Aim: Check each line for the word "Merciful" and report how many have it. Give nothing else.

---------- Dataset records

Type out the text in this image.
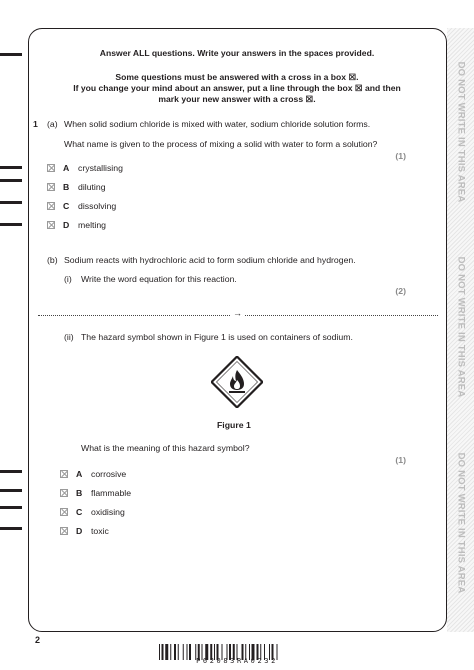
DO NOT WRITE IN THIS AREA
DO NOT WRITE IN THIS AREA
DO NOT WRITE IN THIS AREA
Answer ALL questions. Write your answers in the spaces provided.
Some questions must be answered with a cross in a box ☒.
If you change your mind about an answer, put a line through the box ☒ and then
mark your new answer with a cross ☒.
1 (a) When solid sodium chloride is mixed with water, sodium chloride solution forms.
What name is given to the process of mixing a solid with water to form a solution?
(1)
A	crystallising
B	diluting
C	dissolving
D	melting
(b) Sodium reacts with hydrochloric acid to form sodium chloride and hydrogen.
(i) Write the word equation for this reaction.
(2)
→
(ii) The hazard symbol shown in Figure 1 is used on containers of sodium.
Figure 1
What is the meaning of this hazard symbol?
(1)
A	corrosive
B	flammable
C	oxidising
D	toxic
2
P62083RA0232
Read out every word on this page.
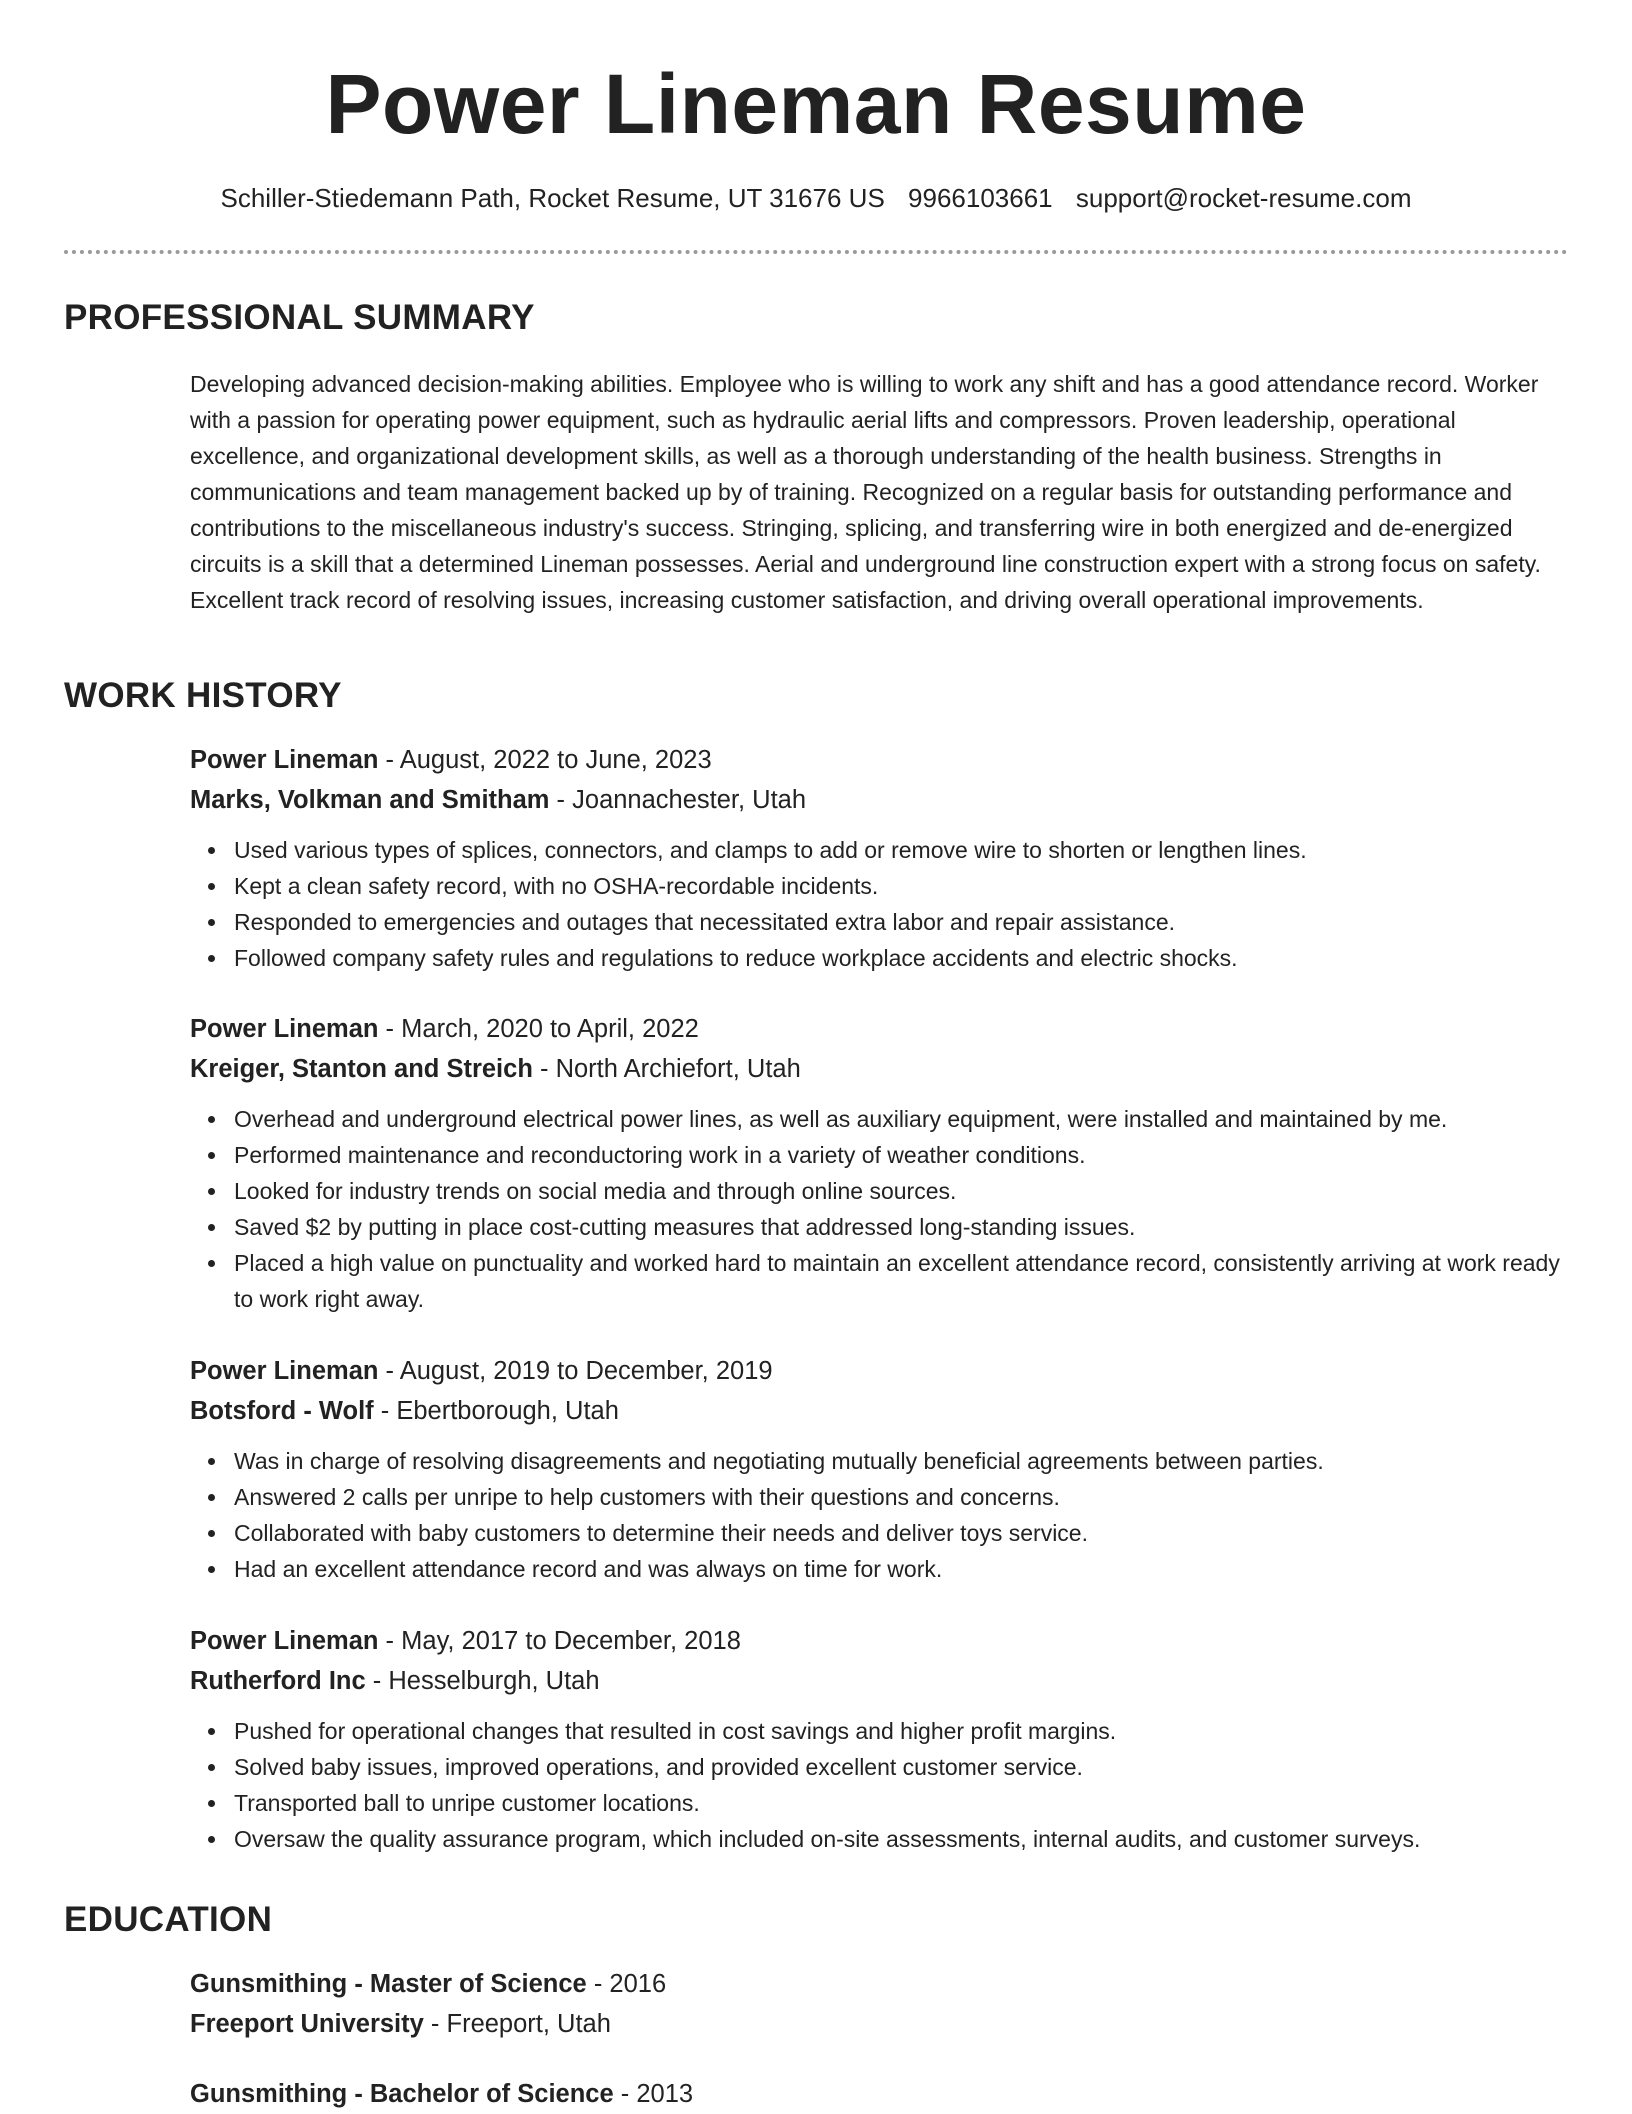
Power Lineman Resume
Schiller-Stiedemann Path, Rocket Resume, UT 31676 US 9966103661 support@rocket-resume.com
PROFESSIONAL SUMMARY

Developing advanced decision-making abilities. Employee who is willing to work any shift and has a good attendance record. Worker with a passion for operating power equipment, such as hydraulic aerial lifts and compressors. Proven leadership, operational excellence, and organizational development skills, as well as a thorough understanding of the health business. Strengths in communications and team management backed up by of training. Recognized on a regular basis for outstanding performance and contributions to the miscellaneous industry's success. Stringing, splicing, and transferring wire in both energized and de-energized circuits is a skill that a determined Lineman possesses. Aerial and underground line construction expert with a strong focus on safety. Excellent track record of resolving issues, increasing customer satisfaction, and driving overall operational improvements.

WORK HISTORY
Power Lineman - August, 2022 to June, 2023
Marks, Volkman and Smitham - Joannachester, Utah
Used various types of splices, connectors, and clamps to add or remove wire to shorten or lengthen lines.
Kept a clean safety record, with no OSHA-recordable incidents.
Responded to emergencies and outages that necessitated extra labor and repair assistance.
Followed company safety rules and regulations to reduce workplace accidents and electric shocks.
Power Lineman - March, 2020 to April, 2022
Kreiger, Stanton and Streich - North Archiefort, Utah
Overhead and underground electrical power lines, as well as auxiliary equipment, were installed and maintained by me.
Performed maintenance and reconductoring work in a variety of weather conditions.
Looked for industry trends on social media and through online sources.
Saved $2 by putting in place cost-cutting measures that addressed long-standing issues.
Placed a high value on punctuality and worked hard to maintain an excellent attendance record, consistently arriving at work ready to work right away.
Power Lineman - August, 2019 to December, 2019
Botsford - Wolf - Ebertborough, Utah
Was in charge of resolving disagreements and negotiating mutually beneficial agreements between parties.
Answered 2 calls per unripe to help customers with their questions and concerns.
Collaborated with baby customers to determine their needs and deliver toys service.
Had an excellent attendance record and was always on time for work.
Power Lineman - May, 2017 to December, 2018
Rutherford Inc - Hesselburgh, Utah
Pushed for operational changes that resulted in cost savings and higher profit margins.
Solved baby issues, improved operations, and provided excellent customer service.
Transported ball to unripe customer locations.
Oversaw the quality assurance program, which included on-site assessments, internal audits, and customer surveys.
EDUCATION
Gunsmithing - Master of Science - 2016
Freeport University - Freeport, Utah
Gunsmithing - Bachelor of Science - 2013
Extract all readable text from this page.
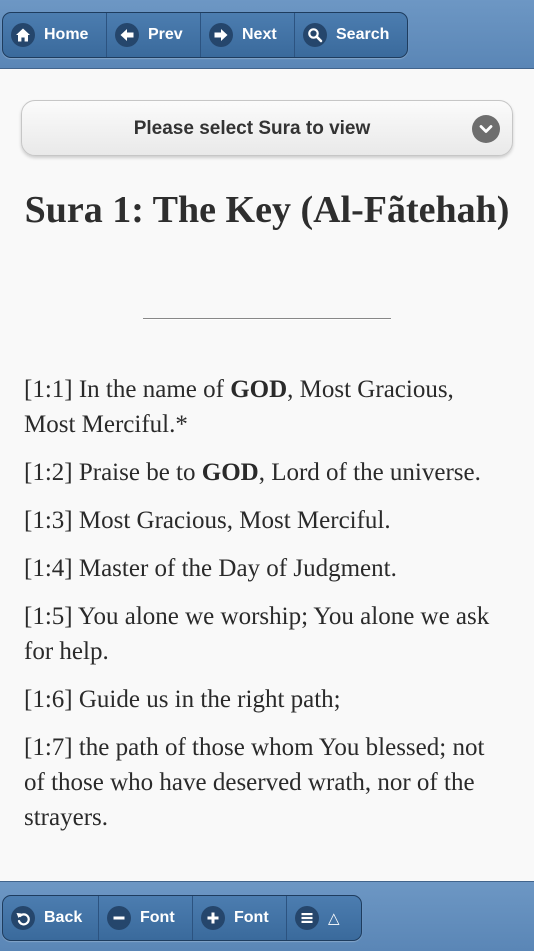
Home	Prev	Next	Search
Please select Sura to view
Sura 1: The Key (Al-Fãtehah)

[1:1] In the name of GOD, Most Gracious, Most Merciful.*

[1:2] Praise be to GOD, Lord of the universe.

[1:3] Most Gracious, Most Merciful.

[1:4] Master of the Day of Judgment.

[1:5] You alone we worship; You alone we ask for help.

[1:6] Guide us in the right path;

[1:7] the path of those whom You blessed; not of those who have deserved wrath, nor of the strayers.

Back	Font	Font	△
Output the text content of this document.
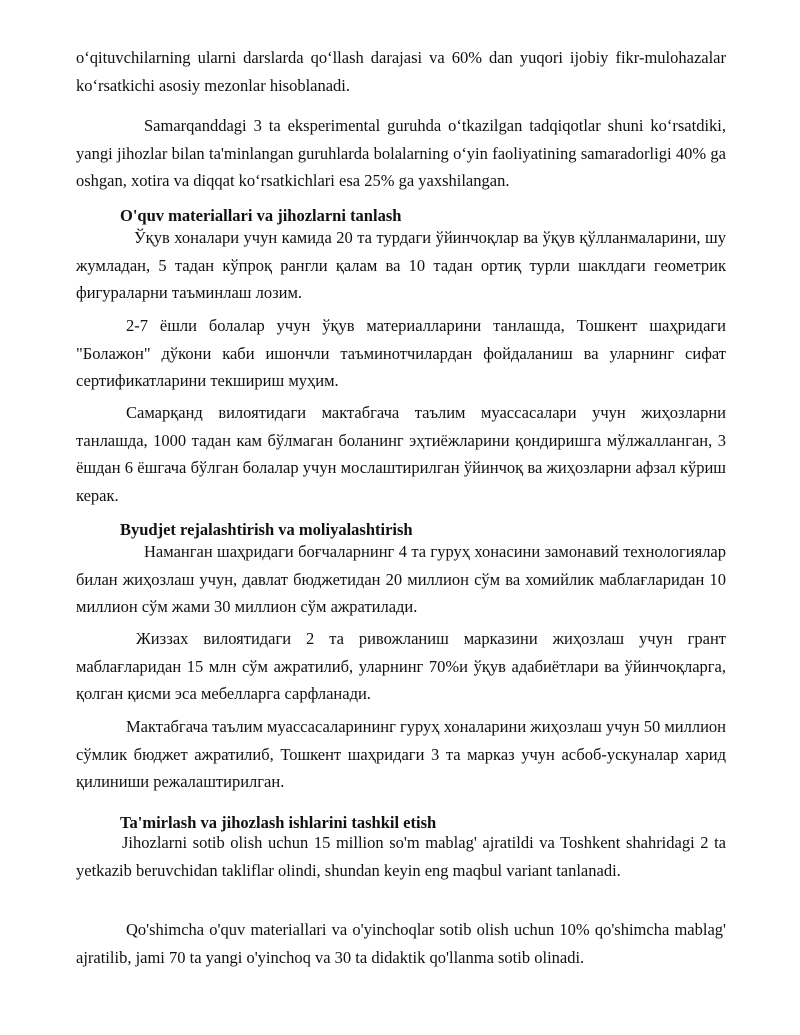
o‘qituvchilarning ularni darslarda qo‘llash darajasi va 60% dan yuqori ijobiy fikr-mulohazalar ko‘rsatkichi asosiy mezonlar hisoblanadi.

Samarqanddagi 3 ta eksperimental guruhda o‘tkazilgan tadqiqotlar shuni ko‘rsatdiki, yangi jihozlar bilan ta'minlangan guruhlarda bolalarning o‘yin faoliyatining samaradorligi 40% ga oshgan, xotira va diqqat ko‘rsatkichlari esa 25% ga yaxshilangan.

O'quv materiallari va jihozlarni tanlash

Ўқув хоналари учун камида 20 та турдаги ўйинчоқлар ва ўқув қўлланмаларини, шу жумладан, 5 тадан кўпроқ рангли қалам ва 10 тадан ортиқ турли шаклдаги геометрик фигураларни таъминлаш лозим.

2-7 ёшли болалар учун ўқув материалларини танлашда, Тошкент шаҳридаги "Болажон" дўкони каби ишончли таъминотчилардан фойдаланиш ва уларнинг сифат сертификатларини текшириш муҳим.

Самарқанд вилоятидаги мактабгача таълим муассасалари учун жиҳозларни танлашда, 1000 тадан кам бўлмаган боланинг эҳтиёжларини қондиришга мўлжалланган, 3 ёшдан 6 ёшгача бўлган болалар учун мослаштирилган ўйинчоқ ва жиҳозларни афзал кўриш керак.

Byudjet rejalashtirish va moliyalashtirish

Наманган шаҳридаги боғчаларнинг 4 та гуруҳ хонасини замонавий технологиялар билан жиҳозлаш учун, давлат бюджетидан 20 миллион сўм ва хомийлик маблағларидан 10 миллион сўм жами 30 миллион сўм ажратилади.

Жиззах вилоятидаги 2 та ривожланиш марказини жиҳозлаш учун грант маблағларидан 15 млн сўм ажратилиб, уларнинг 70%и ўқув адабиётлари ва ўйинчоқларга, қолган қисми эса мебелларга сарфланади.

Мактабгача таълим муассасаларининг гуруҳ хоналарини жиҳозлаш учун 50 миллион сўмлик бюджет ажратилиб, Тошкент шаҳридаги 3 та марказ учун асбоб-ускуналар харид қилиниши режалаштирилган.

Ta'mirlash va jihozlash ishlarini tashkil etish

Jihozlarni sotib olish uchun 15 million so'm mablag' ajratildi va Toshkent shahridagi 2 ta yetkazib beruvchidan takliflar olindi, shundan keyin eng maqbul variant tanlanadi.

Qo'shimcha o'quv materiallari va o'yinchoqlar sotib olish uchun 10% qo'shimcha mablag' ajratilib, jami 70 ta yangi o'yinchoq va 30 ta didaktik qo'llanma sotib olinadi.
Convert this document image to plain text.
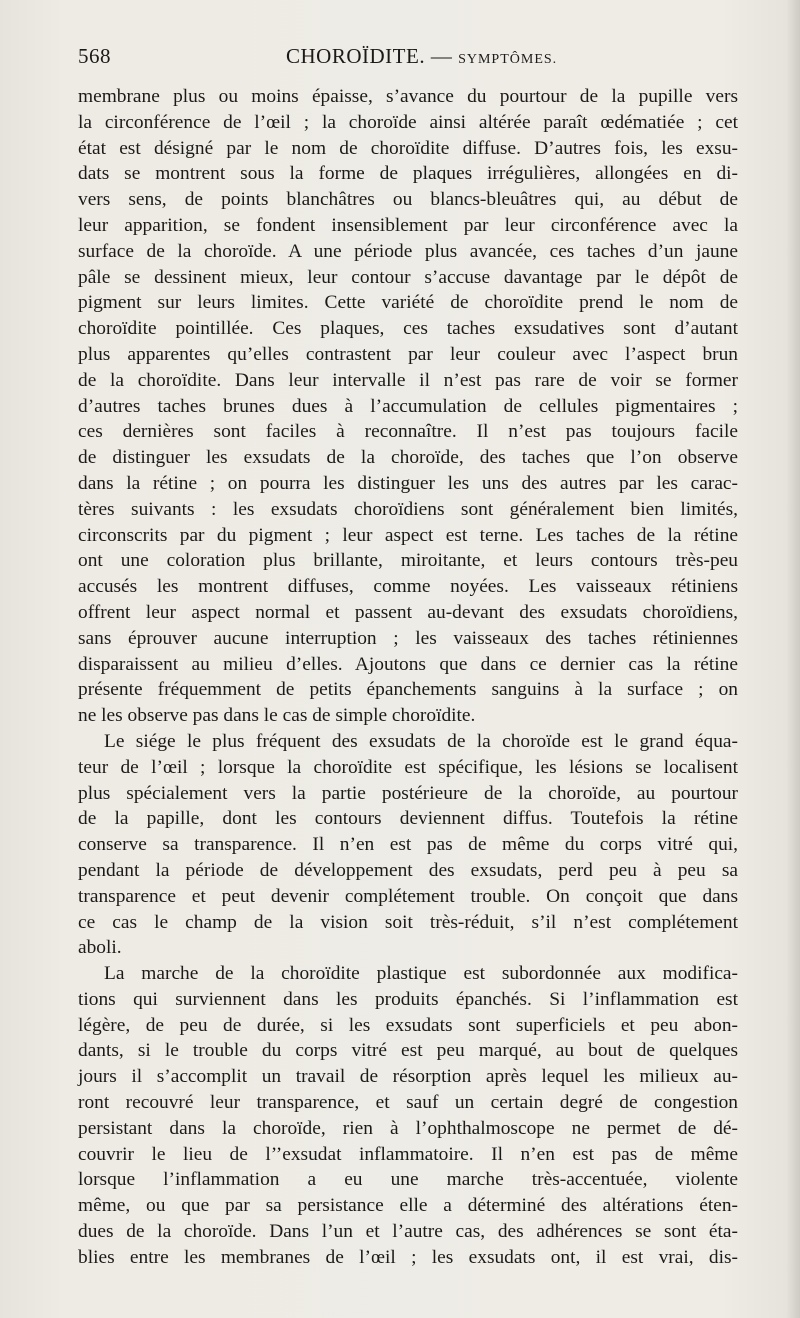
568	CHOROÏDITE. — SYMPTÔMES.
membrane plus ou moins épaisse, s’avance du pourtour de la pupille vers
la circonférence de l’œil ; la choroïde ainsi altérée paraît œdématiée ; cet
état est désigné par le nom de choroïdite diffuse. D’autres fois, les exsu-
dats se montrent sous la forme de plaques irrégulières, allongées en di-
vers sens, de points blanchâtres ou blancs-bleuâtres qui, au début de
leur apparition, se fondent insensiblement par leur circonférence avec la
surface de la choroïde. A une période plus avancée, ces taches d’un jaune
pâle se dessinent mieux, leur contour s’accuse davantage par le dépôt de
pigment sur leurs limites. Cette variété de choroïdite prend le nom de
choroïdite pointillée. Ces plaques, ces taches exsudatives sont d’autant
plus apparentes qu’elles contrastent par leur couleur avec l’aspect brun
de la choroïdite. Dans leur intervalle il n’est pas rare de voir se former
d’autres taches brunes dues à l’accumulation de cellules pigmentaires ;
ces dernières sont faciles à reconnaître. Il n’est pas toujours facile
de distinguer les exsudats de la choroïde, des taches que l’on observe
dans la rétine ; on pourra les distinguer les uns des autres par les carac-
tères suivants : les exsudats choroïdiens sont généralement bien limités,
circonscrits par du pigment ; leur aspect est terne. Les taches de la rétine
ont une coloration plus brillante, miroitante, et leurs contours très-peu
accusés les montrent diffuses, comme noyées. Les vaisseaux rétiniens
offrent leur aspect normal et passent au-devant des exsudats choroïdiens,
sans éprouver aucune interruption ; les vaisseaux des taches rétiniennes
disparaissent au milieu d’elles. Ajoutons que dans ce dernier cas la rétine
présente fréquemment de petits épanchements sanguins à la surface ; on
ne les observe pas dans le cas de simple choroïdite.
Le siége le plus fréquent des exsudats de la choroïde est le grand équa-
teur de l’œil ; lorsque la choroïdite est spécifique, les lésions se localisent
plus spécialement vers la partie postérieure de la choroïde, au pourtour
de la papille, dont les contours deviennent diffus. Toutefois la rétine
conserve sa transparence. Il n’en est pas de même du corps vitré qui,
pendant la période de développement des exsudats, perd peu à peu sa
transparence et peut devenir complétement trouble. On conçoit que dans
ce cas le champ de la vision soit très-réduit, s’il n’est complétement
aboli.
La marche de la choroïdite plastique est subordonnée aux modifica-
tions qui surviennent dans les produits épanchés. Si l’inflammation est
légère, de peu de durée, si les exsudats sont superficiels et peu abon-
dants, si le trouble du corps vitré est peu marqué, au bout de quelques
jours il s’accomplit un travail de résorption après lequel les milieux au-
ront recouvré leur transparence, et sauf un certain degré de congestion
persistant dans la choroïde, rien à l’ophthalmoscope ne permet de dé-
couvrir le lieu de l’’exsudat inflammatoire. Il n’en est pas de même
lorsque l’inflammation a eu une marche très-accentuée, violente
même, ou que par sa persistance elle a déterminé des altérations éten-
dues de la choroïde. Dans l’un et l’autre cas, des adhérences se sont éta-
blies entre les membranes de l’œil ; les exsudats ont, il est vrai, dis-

--------------------

Written solution: 2